What you will do:
Write the material out again exactly as it stands.

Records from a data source
--------------------------------------------------

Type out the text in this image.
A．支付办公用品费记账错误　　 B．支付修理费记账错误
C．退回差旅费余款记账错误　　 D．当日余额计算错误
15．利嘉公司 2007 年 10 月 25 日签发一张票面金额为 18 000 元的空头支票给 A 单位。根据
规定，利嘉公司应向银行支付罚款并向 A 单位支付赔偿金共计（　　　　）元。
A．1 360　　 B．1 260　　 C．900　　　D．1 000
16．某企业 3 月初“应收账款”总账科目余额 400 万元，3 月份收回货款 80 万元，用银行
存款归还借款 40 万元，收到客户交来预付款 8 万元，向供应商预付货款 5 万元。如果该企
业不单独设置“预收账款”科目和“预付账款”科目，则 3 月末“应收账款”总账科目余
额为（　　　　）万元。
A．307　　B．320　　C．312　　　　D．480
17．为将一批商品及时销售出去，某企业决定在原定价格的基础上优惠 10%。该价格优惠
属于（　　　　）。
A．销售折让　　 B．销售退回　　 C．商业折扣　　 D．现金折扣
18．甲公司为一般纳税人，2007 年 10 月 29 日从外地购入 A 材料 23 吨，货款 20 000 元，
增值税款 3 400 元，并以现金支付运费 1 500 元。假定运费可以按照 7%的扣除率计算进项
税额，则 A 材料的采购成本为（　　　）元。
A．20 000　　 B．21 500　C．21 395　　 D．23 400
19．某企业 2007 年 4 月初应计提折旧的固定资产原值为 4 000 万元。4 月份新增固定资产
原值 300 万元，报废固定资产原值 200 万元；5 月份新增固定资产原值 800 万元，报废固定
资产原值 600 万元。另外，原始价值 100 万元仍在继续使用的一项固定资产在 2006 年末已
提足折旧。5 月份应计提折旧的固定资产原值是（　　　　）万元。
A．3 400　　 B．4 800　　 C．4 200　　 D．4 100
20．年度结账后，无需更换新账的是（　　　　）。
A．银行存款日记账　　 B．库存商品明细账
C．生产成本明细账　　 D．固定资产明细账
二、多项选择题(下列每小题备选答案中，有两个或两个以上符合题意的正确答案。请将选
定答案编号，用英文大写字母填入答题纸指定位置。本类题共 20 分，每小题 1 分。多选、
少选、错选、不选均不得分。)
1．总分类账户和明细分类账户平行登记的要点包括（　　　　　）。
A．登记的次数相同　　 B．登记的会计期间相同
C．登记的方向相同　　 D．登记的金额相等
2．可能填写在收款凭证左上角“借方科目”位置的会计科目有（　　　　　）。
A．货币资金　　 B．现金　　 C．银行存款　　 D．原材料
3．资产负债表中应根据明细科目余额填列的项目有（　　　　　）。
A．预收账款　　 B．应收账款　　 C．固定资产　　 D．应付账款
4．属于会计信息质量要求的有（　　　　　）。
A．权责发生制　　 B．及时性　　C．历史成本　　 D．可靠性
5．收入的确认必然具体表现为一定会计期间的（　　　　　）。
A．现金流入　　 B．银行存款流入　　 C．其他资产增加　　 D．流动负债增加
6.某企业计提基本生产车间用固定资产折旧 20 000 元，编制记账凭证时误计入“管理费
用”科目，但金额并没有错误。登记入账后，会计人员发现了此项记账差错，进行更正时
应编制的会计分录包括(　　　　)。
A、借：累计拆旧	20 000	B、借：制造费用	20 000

--------------------------------------------------

Answer below:
Type out the text in this image.
A．支付办公用品费记账错误　　 B．支付修理费记账错误
C．退回差旅费余款记账错误　　 D．当日余额计算错误
15．利嘉公司 2007 年 10 月 25 日签发一张票面金额为 18 000 元的空头支票给 A 单位。根据
规定，利嘉公司应向银行支付罚款并向 A 单位支付赔偿金共计（　　　　）元。
A．1 360　　 B．1 260　　 C．900　　　D．1 000
16．某企业 3 月初“应收账款”总账科目余额 400 万元，3 月份收回货款 80 万元，用银行
存款归还借款 40 万元，收到客户交来预付款 8 万元，向供应商预付货款 5 万元。如果该企
业不单独设置“预收账款”科目和“预付账款”科目，则 3 月末“应收账款”总账科目余
额为（　　　　）万元。
A．307　　B．320　　C．312　　　　D．480
17．为将一批商品及时销售出去，某企业决定在原定价格的基础上优惠 10%。该价格优惠
属于（　　　　）。
A．销售折让　　 B．销售退回　　 C．商业折扣　　 D．现金折扣
18．甲公司为一般纳税人，2007 年 10 月 29 日从外地购入 A 材料 23 吨，货款 20 000 元，
增值税款 3 400 元，并以现金支付运费 1 500 元。假定运费可以按照 7%的扣除率计算进项
税额，则 A 材料的采购成本为（　　　）元。
A．20 000　　 B．21 500　C．21 395　　 D．23 400
19．某企业 2007 年 4 月初应计提折旧的固定资产原值为 4 000 万元。4 月份新增固定资产
原值 300 万元，报废固定资产原值 200 万元；5 月份新增固定资产原值 800 万元，报废固定
资产原值 600 万元。另外，原始价值 100 万元仍在继续使用的一项固定资产在 2006 年末已
提足折旧。5 月份应计提折旧的固定资产原值是（　　　　）万元。
A．3 400　　 B．4 800　　 C．4 200　　 D．4 100
20．年度结账后，无需更换新账的是（　　　　）。
A．银行存款日记账　　 B．库存商品明细账
C．生产成本明细账　　 D．固定资产明细账
二、多项选择题(下列每小题备选答案中，有两个或两个以上符合题意的正确答案。请将选
定答案编号，用英文大写字母填入答题纸指定位置。本类题共 20 分，每小题 1 分。多选、
少选、错选、不选均不得分。)
1．总分类账户和明细分类账户平行登记的要点包括（　　　　　）。
A．登记的次数相同　　 B．登记的会计期间相同
C．登记的方向相同　　 D．登记的金额相等
2．可能填写在收款凭证左上角“借方科目”位置的会计科目有（　　　　　）。
A．货币资金　　 B．现金　　 C．银行存款　　 D．原材料
3．资产负债表中应根据明细科目余额填列的项目有（　　　　　）。
A．预收账款　　 B．应收账款　　 C．固定资产　　 D．应付账款
4．属于会计信息质量要求的有（　　　　　）。
A．权责发生制　　 B．及时性　　C．历史成本　　 D．可靠性
5．收入的确认必然具体表现为一定会计期间的（　　　　　）。
A．现金流入　　 B．银行存款流入　　 C．其他资产增加　　 D．流动负债增加
6.某企业计提基本生产车间用固定资产折旧 20 000 元，编制记账凭证时误计入“管理费
用”科目，但金额并没有错误。登记入账后，会计人员发现了此项记账差错，进行更正时
应编制的会计分录包括(　　　　)。
A、借：累计拆旧	20 000	B、借：制造费用	20 000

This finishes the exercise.